(Records for the exercise):
§ §
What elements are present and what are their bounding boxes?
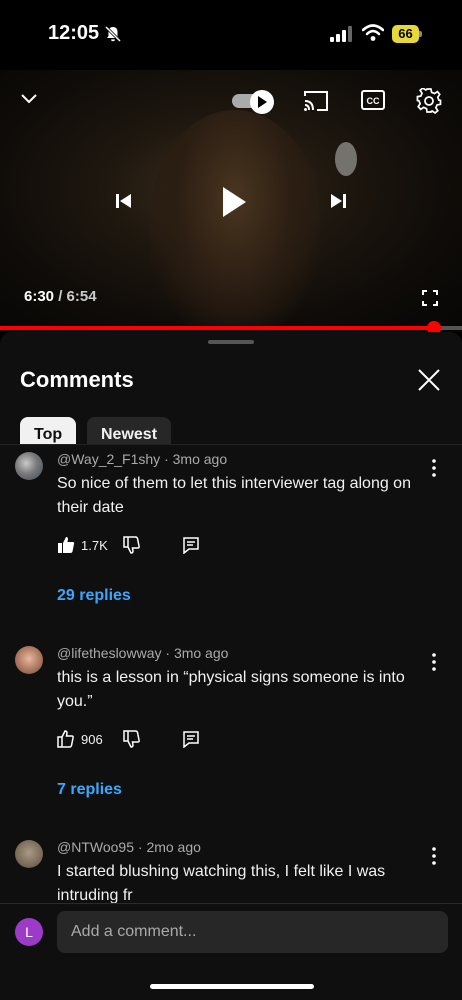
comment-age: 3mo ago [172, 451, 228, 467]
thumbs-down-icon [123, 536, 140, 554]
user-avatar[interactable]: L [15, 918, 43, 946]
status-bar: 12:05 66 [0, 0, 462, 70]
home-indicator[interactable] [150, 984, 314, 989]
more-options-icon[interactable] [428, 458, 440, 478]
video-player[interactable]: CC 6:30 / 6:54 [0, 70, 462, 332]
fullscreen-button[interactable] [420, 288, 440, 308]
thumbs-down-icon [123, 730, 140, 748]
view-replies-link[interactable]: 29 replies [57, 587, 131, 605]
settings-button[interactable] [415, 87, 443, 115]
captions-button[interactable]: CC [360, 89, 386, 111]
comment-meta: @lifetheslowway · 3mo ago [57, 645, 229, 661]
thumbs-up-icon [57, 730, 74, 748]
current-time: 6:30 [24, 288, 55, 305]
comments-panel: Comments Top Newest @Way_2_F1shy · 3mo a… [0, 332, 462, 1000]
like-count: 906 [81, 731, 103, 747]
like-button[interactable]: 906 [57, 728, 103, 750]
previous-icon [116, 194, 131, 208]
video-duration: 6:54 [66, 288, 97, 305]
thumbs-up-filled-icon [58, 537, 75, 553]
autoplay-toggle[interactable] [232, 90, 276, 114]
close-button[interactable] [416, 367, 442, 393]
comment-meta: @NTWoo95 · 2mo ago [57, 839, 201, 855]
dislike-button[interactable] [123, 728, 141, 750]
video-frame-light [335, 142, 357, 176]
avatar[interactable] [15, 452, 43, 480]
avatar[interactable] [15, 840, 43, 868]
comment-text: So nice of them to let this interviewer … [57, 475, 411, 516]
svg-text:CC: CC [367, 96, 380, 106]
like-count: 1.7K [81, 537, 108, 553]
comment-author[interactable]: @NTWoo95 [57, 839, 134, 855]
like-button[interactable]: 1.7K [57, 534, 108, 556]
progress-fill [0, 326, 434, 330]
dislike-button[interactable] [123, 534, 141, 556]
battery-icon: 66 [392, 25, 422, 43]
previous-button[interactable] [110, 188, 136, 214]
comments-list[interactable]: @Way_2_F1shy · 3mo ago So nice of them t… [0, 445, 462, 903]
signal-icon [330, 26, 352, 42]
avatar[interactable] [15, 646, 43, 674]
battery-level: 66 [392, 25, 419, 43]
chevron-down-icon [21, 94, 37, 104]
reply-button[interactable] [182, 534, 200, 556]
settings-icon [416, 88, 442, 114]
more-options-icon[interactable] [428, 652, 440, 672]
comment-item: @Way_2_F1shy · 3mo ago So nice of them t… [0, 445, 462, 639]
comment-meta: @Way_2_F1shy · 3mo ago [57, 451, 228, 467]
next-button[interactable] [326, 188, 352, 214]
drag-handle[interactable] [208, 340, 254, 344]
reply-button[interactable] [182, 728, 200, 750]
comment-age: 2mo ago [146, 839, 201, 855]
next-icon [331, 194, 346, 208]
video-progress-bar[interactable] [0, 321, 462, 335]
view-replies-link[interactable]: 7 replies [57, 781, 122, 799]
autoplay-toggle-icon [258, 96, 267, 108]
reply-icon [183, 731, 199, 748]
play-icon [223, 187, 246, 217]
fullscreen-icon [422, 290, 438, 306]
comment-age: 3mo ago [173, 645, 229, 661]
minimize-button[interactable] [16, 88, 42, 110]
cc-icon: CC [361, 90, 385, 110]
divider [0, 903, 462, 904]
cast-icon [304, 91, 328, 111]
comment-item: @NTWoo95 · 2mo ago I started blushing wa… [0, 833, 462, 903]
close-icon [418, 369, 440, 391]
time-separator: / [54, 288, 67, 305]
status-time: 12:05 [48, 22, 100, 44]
§ §
Write out every line of the record above word for word, omitting the picture.

(Solution to this task):
What elements are present and what are their bounding boxes?
comment-age: 3mo ago [172, 451, 228, 467]
thumbs-down-icon [123, 536, 140, 554]
user-avatar[interactable]: L [15, 918, 43, 946]
status-bar: 12:05 66 [0, 0, 462, 70]
home-indicator[interactable] [150, 984, 314, 989]
more-options-icon[interactable] [428, 458, 440, 478]
video-player[interactable]: CC 6:30 / 6:54 [0, 70, 462, 332]
fullscreen-button[interactable] [420, 288, 440, 308]
thumbs-down-icon [123, 730, 140, 748]
view-replies-link[interactable]: 29 replies [57, 587, 131, 605]
settings-button[interactable] [415, 87, 443, 115]
captions-button[interactable]: CC [360, 89, 386, 111]
comment-meta: @lifetheslowway · 3mo ago [57, 645, 229, 661]
thumbs-up-icon [57, 730, 74, 748]
current-time: 6:30 [24, 288, 55, 305]
comments-panel: Comments Top Newest @Way_2_F1shy · 3mo a… [0, 332, 462, 1000]
like-count: 906 [81, 731, 103, 747]
like-button[interactable]: 906 [57, 728, 103, 750]
previous-icon [116, 194, 131, 208]
video-duration: 6:54 [66, 288, 97, 305]
thumbs-up-filled-icon [58, 537, 75, 553]
autoplay-toggle[interactable] [232, 90, 276, 114]
close-button[interactable] [416, 367, 442, 393]
comment-meta: @NTWoo95 · 2mo ago [57, 839, 201, 855]
dislike-button[interactable] [123, 728, 141, 750]
video-frame-light [335, 142, 357, 176]
avatar[interactable] [15, 452, 43, 480]
avatar[interactable] [15, 840, 43, 868]
comment-text: So nice of them to let this interviewer … [57, 475, 411, 516]
svg-text:CC: CC [367, 96, 380, 106]
like-count: 1.7K [81, 537, 108, 553]
comment-author[interactable]: @NTWoo95 [57, 839, 134, 855]
like-button[interactable]: 1.7K [57, 534, 108, 556]
progress-fill [0, 326, 434, 330]
dislike-button[interactable] [123, 534, 141, 556]
battery-icon: 66 [392, 25, 422, 43]
previous-button[interactable] [110, 188, 136, 214]
comments-list[interactable]: @Way_2_F1shy · 3mo ago So nice of them t… [0, 445, 462, 903]
signal-icon [330, 26, 352, 42]
avatar[interactable] [15, 646, 43, 674]
battery-level: 66 [392, 25, 419, 43]
chevron-down-icon [21, 94, 37, 104]
reply-button[interactable] [182, 534, 200, 556]
settings-icon [416, 88, 442, 114]
more-options-icon[interactable] [428, 652, 440, 672]
comment-item: @Way_2_F1shy · 3mo ago So nice of them t… [0, 445, 462, 639]
comment-meta: @Way_2_F1shy · 3mo ago [57, 451, 228, 467]
next-button[interactable] [326, 188, 352, 214]
drag-handle[interactable] [208, 340, 254, 344]
reply-button[interactable] [182, 728, 200, 750]
comment-age: 2mo ago [146, 839, 201, 855]
next-icon [331, 194, 346, 208]
video-progress-bar[interactable] [0, 321, 462, 335]
view-replies-link[interactable]: 7 replies [57, 781, 122, 799]
autoplay-toggle-icon [258, 96, 267, 108]
reply-icon [183, 731, 199, 748]
play-icon [223, 187, 246, 217]
fullscreen-icon [422, 290, 438, 306]
comment-age: 3mo ago [173, 645, 229, 661]
minimize-button[interactable] [16, 88, 42, 110]
cc-icon: CC [361, 90, 385, 110]
divider [0, 903, 462, 904]
cast-icon [304, 91, 328, 111]
comment-item: @NTWoo95 · 2mo ago I started blushing wa… [0, 833, 462, 903]
close-icon [418, 369, 440, 391]
time-separator: / [54, 288, 67, 305]
status-time: 12:05 [48, 22, 100, 44]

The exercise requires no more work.